══ Data rows

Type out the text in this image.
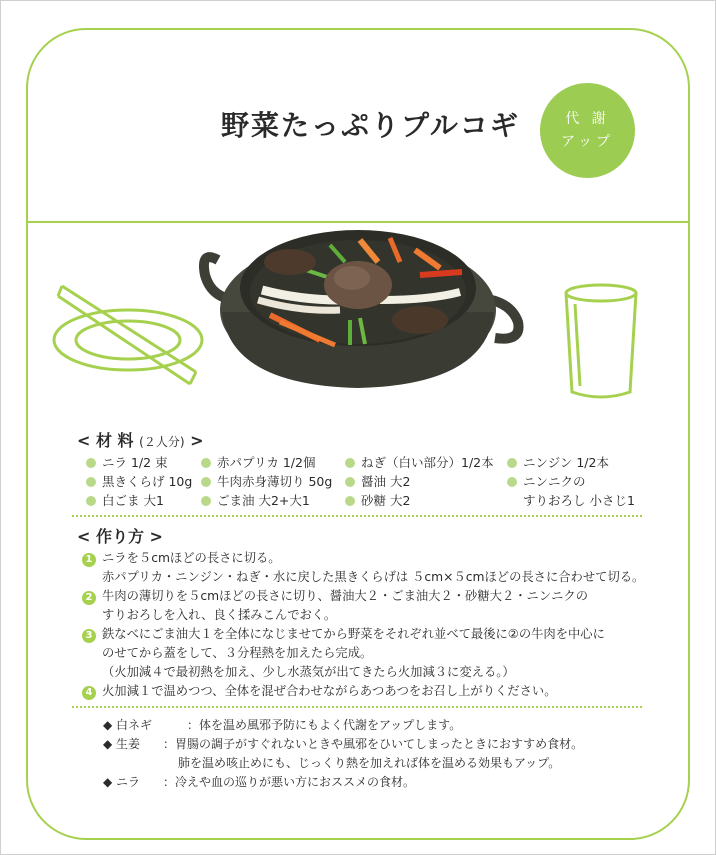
野菜たっぷりプルコギ	代 謝
アップ
< 材 料 (２人分) >
ニラ 1/2 束	赤パプリカ 1/2個	ねぎ（白い部分）1/2本	ニンジン 1/2本
黒きくらげ 10g	牛肉赤身薄切り 50g	醤油 大2	ニンニクの
白ごま 大1	ごま油 大2+大1	砂糖 大2	すりおろし 小さじ1
< 作り方 >
1 ニラを５cmほどの長さに切る。
赤パプリカ・ニンジン・ねぎ・水に戻した黒きくらげは ５cm×５cmほどの長さに合わせて切る。
2 牛肉の薄切りを５cmほどの長さに切り、醤油大２・ごま油大２・砂糖大２・ニンニクの
すりおろしを入れ、良く揉みこんでおく。
3 鉄なべにごま油大１を全体になじませてから野菜をそれぞれ並べて最後に②の牛肉を中心に
のせてから蓋をして、３分程熱を加えたら完成。
（火加減４で最初熱を加え、少し水蒸気が出てきたら火加減３に変える。）
4 火加減１で温めつつ、全体を混ぜ合わせながらあつあつをお召し上がりください。
◆ 白ネギ	：体を温め風邪予防にもよく代謝をアップします。
◆ 生姜 ：胃腸の調子がすぐれないときや風邪をひいてしまったときにおすすめ食材。
肺を温め咳止めにも、じっくり熱を加えれば体を温める効果もアップ。
◆ ニラ ：冷えや血の巡りが悪い方におススメの食材。
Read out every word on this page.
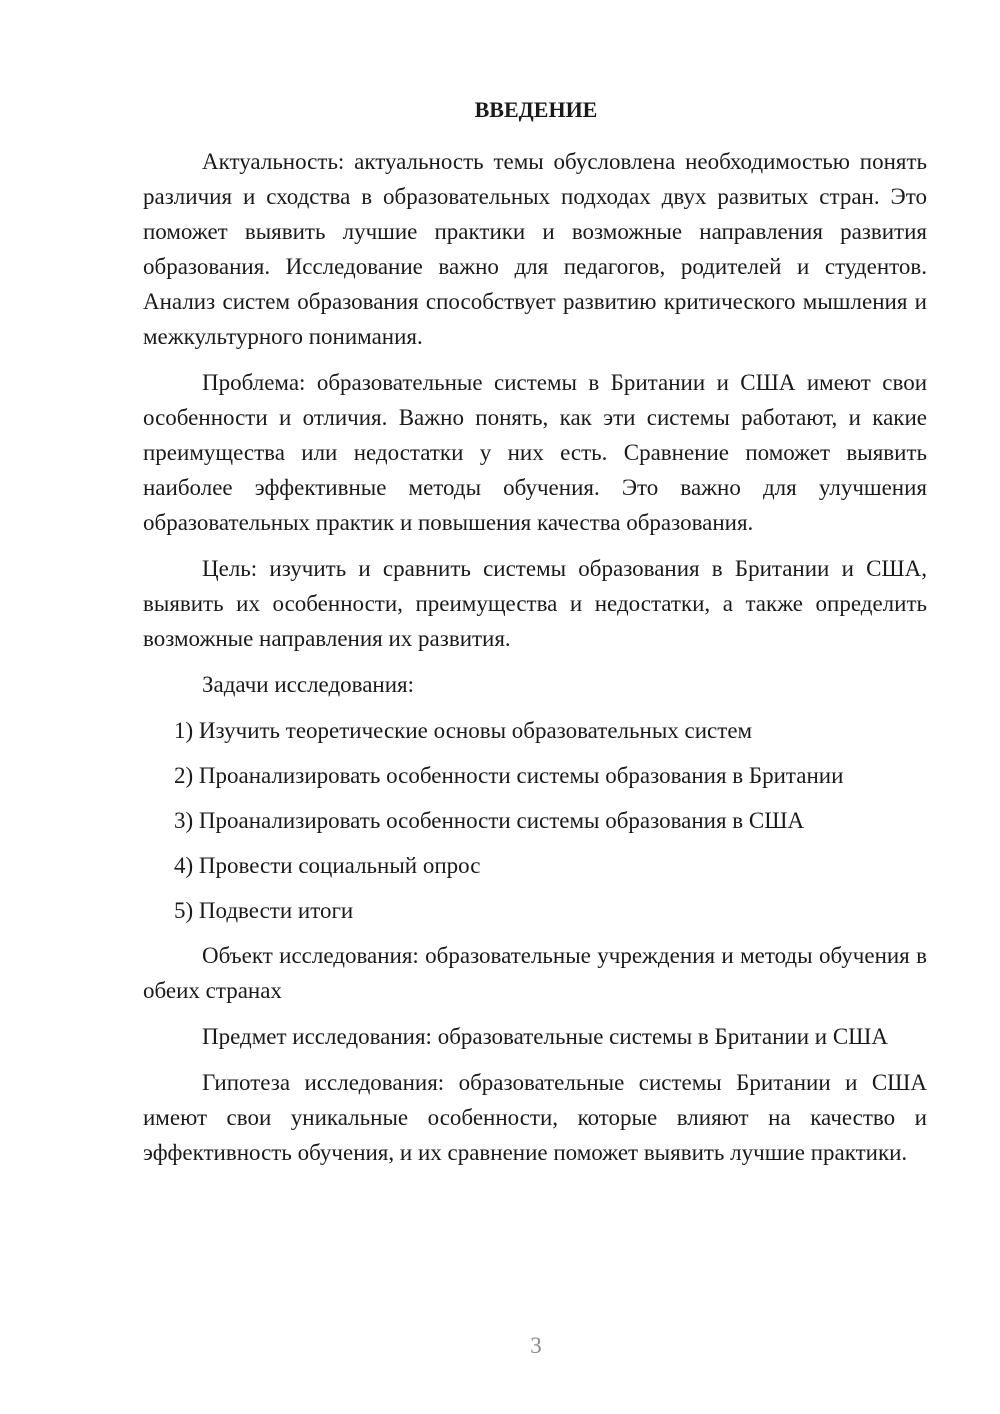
ВВЕДЕНИЕ

Актуальность: актуальность темы обусловлена необходимостью понять различия и сходства в образовательных подходах двух развитых стран. Это поможет выявить лучшие практики и возможные направления развития образования. Исследование важно для педагогов, родителей и студентов. Анализ систем образования способствует развитию критического мышления и межкультурного понимания.

Проблема: образовательные системы в Британии и США имеют свои особенности и отличия. Важно понять, как эти системы работают, и какие преимущества или недостатки у них есть. Сравнение поможет выявить наиболее эффективные методы обучения. Это важно для улучшения образовательных практик и повышения качества образования.

Цель: изучить и сравнить системы образования в Британии и США, выявить их особенности, преимущества и недостатки, а также определить возможные направления их развития.

Задачи исследования:

1) Изучить теоретические основы образовательных систем
2) Проанализировать особенности системы образования в Британии
3) Проанализировать особенности системы образования в США
4) Провести социальный опрос
5) Подвести итоги

Объект исследования: образовательные учреждения и методы обучения в обеих странах

Предмет исследования: образовательные системы в Британии и США

Гипотеза исследования: образовательные системы Британии и США имеют свои уникальные особенности, которые влияют на качество и эффективность обучения, и их сравнение поможет выявить лучшие практики.

3
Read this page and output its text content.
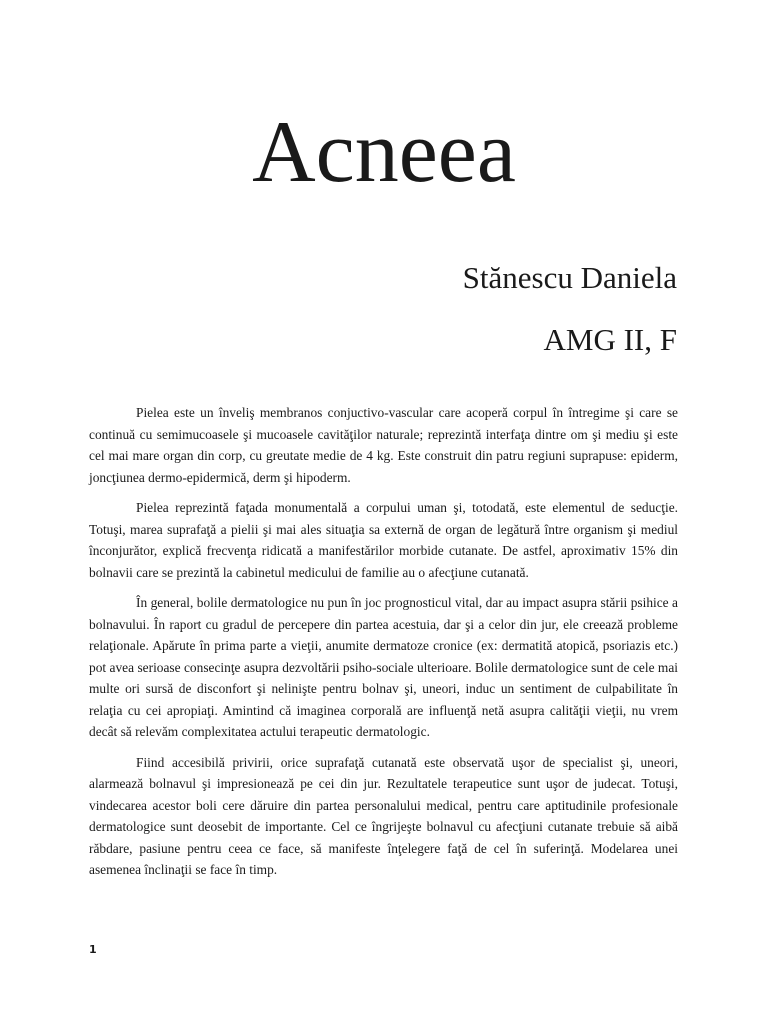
Acneea
Stănescu Daniela
AMG II, F

Pielea este un înveliş membranos conjuctivo-vascular care acoperă corpul în întregime şi care se continuă cu semimucoasele şi mucoasele cavităţilor naturale; reprezintă interfaţa dintre om şi mediu şi este cel mai mare organ din corp, cu greutate medie de 4 kg. Este construit din patru regiuni suprapuse: epiderm, joncţiunea dermo-epidermică, derm şi hipoderm.

Pielea reprezintă faţada monumentală a corpului uman şi, totodată, este elementul de seducţie. Totuşi, marea suprafaţă a pielii şi mai ales situaţia sa externă de organ de legătură între organism şi mediul înconjurător, explică frecvenţa ridicată a manifestărilor morbide cutanate. De astfel, aproximativ 15% din bolnavii care se prezintă la cabinetul medicului de familie au o afecţiune cutanată.

În general, bolile dermatologice nu pun în joc prognosticul vital, dar au impact asupra stării psihice a bolnavului. În raport cu gradul de percepere din partea acestuia, dar şi a celor din jur, ele creează probleme relaţionale. Apărute în prima parte a vieţii, anumite dermatoze cronice (ex: dermatită atopică, psoriazis etc.) pot avea serioase consecinţe asupra dezvoltării psiho-sociale ulterioare. Bolile dermatologice sunt de cele mai multe ori sursă de disconfort şi nelinişte pentru bolnav şi, uneori, induc un sentiment de culpabilitate în relaţia cu cei apropiaţi. Amintind că imaginea corporală are influenţă netă asupra calităţii vieţii, nu vrem decât să relevăm complexitatea actului terapeutic dermatologic.

Fiind accesibilă privirii, orice suprafaţă cutanată este observată uşor de specialist şi, uneori, alarmează bolnavul şi impresionează pe cei din jur. Rezultatele terapeutice sunt uşor de judecat. Totuşi, vindecarea acestor boli cere dăruire din partea personalului medical, pentru care aptitudinile profesionale dermatologice sunt deosebit de importante. Cel ce îngrijeşte bolnavul cu afecţiuni cutanate trebuie să aibă răbdare, pasiune pentru ceea ce face, să manifeste înţelegere faţă de cel în suferinţă. Modelarea unei asemenea înclinaţii se face în timp.

1
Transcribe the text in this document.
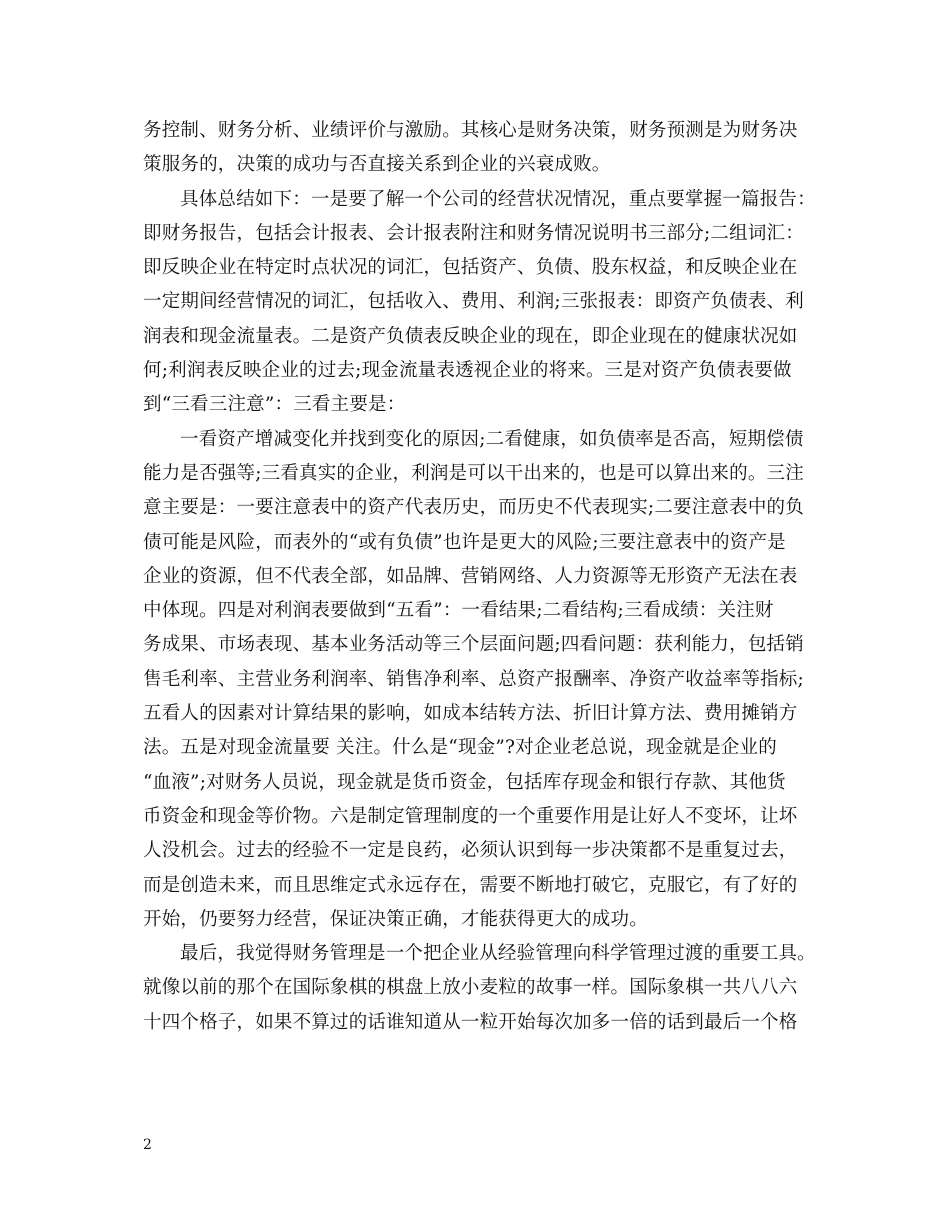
务控制、财务分析、业绩评价与激励。其核心是财务决策，财务预测是为财务决
策服务的，决策的成功与否直接关系到企业的兴衰成败。
具体总结如下：一是要了解一个公司的经营状况情况，重点要掌握一篇报告：
即财务报告，包括会计报表、会计报表附注和财务情况说明书三部分;二组词汇：
即反映企业在特定时点状况的词汇，包括资产、负债、股东权益，和反映企业在
一定期间经营情况的词汇，包括收入、费用、利润;三张报表：即资产负债表、利
润表和现金流量表。二是资产负债表反映企业的现在，即企业现在的健康状况如
何;利润表反映企业的过去;现金流量表透视企业的将来。三是对资产负债表要做
到“三看三注意”：三看主要是：
一看资产增减变化并找到变化的原因;二看健康，如负债率是否高，短期偿债
能力是否强等;三看真实的企业，利润是可以干出来的，也是可以算出来的。三注
意主要是：一要注意表中的资产代表历史，而历史不代表现实;二要注意表中的负
债可能是风险，而表外的“或有负债”也许是更大的风险;三要注意表中的资产是
企业的资源，但不代表全部，如品牌、营销网络、人力资源等无形资产无法在表
中体现。四是对利润表要做到“五看”：一看结果;二看结构;三看成绩：关注财
务成果、市场表现、基本业务活动等三个层面问题;四看问题：获利能力，包括销
售毛利率、主营业务利润率、销售净利率、总资产报酬率、净资产收益率等指标;
五看人的因素对计算结果的影响，如成本结转方法、折旧计算方法、费用摊销方
法。五是对现金流量要 关注。什么是“现金”?对企业老总说，现金就是企业的
“血液”;对财务人员说，现金就是货币资金，包括库存现金和银行存款、其他货
币资金和现金等价物。六是制定管理制度的一个重要作用是让好人不变坏，让坏
人没机会。过去的经验不一定是良药，必须认识到每一步决策都不是重复过去，
而是创造未来，而且思维定式永远存在，需要不断地打破它，克服它，有了好的
开始，仍要努力经营，保证决策正确，才能获得更大的成功。
最后，我觉得财务管理是一个把企业从经验管理向科学管理过渡的重要工具。
就像以前的那个在国际象棋的棋盘上放小麦粒的故事一样。国际象棋一共八八六
十四个格子，如果不算过的话谁知道从一粒开始每次加多一倍的话到最后一个格
2
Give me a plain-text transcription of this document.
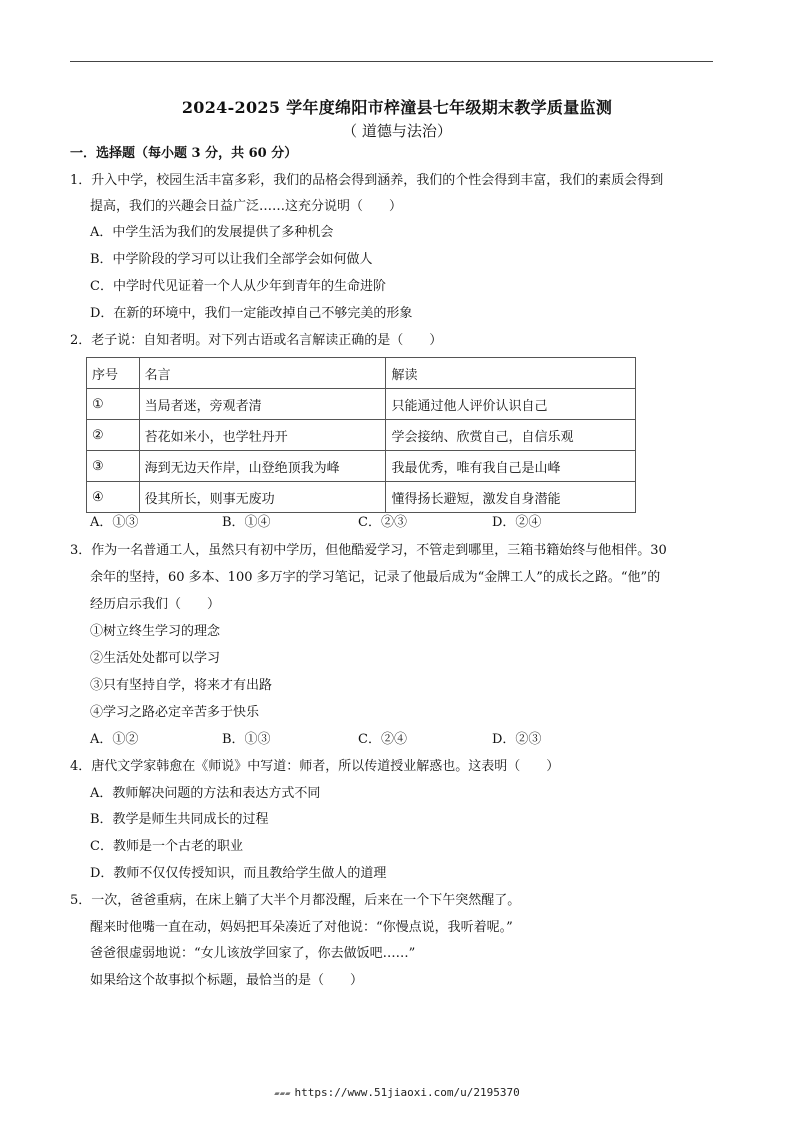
2024-2025 学年度绵阳市梓潼县七年级期末教学质量监测
（ 道德与法治）
一．选择题（每小题 3 分，共 60 分）
1．升入中学，校园生活丰富多彩，我们的品格会得到涵养，我们的个性会得到丰富，我们的素质会得到
提高，我们的兴趣会日益广泛……这充分说明（　　）
A．中学生活为我们的发展提供了多种机会
B．中学阶段的学习可以让我们全部学会如何做人
C．中学时代见证着一个人从少年到青年的生命进阶
D．在新的环境中，我们一定能改掉自己不够完美的形象
2．老子说：自知者明。对下列古语或名言解读正确的是（　　）
序号	名言	解读
①	当局者迷，旁观者清	只能通过他人评价认识自己
②	苔花如米小，也学牡丹开	学会接纳、欣赏自己，自信乐观
③	海到无边天作岸，山登绝顶我为峰	我最优秀，唯有我自己是山峰
④	役其所长，则事无废功	懂得扬长避短，激发自身潜能
A．①③	B．①④	C．②③	D．②④
3．作为一名普通工人，虽然只有初中学历，但他酷爱学习，不管走到哪里，三箱书籍始终与他相伴。30
余年的坚持，60 多本、100 多万字的学习笔记，记录了他最后成为“金牌工人”的成长之路。“他”的
经历启示我们（　　）
①树立终生学习的理念
②生活处处都可以学习
③只有坚持自学，将来才有出路
④学习之路必定辛苦多于快乐
A．①②	B．①③	C．②④	D．②③
4．唐代文学家韩愈在《师说》中写道：师者，所以传道授业解惑也。这表明（　　）
A．教师解决问题的方法和表达方式不同
B．教学是师生共同成长的过程
C．教师是一个古老的职业
D．教师不仅仅传授知识，而且教给学生做人的道理
5．一次，爸爸重病，在床上躺了大半个月都没醒，后来在一个下午突然醒了。
醒来时他嘴一直在动，妈妈把耳朵凑近了对他说：“你慢点说，我听着呢。”
爸爸很虚弱地说：“女儿该放学回家了，你去做饭吧……”
如果给这个故事拟个标题，最恰当的是（　　）
▰▰▰ https://www.51jiaoxi.com/u/2195370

════

Stated goal |
Pull out each line of the listing that holds the string "методы".

Correct result |
Проблема: образовательные системы в Британии и США имеют свои особенности и отличия. Важно понять, как эти системы работают, и какие преимущества или недостатки у них есть. Сравнение поможет выявить наиболее эффективные методы обучения. Это важно для улучшения образовательных практик и повышения качества образования.
Объект исследования: образовательные учреждения и методы обучения в обеих странах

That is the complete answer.